Show each line from the listing that includes the word "image".

Records from a collection:
────────────────────

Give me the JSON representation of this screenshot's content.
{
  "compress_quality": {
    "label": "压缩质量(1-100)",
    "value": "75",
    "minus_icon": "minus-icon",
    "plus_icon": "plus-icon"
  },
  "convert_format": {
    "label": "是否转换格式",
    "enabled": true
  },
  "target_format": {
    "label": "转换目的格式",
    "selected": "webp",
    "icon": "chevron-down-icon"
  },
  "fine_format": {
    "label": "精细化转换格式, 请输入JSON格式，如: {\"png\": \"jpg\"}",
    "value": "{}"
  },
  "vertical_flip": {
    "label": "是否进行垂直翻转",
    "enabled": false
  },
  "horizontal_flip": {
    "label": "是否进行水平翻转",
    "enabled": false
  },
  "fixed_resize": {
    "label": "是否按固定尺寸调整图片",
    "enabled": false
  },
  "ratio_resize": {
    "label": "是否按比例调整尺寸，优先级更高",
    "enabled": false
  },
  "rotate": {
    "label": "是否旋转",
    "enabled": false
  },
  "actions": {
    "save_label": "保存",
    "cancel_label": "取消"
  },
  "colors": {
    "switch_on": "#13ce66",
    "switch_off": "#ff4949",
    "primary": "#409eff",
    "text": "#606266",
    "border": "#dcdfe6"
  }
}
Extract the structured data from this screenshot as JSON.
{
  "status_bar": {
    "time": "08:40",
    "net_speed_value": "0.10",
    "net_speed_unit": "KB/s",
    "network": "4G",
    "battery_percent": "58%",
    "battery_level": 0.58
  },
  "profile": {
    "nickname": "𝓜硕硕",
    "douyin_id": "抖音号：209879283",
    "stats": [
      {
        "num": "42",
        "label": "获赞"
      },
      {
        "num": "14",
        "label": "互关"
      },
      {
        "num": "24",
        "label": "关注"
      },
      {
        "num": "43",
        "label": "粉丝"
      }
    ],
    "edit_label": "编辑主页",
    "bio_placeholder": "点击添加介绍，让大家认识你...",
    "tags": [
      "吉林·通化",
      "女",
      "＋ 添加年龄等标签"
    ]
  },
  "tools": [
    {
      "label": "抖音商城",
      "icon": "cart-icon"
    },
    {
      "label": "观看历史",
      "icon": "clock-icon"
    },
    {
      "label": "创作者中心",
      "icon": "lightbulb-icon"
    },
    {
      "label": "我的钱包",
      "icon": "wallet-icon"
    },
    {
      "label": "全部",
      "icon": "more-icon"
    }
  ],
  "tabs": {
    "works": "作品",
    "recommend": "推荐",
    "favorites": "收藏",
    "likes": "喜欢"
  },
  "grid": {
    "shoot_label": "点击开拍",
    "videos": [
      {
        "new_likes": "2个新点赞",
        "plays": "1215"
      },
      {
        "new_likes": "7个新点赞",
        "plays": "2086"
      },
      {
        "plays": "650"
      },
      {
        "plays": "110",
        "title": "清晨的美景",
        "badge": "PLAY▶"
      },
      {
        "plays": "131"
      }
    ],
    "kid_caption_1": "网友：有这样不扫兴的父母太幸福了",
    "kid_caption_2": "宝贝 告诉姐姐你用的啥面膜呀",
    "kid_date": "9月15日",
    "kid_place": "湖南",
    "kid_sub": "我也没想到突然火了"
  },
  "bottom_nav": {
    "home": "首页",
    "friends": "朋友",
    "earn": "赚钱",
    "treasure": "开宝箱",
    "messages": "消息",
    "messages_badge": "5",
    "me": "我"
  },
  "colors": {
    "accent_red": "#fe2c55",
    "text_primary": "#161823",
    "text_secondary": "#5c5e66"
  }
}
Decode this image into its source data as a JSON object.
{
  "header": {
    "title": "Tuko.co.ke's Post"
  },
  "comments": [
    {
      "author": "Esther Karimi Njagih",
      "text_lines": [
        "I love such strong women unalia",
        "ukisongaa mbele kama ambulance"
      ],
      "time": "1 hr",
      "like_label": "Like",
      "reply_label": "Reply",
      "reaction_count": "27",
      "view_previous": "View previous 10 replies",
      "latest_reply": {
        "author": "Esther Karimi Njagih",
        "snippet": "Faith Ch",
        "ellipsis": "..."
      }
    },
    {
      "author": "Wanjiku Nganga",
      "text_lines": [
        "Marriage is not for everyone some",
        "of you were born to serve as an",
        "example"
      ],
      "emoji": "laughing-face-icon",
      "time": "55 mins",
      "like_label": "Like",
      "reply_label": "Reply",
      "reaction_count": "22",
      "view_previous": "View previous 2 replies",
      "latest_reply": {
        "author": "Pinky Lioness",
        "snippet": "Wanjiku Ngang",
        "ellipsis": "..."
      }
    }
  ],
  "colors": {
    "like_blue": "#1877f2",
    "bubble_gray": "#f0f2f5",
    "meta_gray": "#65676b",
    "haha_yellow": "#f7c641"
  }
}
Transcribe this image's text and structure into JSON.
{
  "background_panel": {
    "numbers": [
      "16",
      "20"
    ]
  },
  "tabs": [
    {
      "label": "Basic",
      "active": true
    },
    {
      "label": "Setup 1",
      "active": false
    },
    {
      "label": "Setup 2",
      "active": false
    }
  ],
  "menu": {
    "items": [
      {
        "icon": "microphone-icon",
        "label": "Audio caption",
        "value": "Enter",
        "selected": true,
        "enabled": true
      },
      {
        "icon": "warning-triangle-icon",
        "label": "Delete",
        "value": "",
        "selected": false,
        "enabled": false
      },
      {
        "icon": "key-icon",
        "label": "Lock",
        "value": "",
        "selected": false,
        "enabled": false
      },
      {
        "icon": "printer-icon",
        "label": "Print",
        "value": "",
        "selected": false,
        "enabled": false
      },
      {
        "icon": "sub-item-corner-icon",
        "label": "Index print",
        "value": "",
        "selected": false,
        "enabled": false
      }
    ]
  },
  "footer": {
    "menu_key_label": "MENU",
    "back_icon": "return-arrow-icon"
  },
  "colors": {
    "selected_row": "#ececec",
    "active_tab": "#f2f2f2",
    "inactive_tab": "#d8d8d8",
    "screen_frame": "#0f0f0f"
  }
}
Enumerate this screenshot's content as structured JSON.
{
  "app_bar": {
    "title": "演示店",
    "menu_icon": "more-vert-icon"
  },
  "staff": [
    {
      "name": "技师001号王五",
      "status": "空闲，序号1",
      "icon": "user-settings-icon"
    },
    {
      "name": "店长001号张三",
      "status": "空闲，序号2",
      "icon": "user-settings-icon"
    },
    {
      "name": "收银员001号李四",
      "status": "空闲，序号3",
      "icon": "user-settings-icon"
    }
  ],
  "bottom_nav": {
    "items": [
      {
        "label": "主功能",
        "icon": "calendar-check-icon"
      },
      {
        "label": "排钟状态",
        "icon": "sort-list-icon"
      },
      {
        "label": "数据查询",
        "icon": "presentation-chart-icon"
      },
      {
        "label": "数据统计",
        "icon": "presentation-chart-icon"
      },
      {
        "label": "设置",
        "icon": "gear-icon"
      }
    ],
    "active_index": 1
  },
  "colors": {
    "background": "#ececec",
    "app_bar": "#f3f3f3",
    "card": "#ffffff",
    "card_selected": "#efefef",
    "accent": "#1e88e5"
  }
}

────────────────────

**Problem solution**
Decode this image into its source data as a JSON object.
Transcribe this image's text and structure into JSON.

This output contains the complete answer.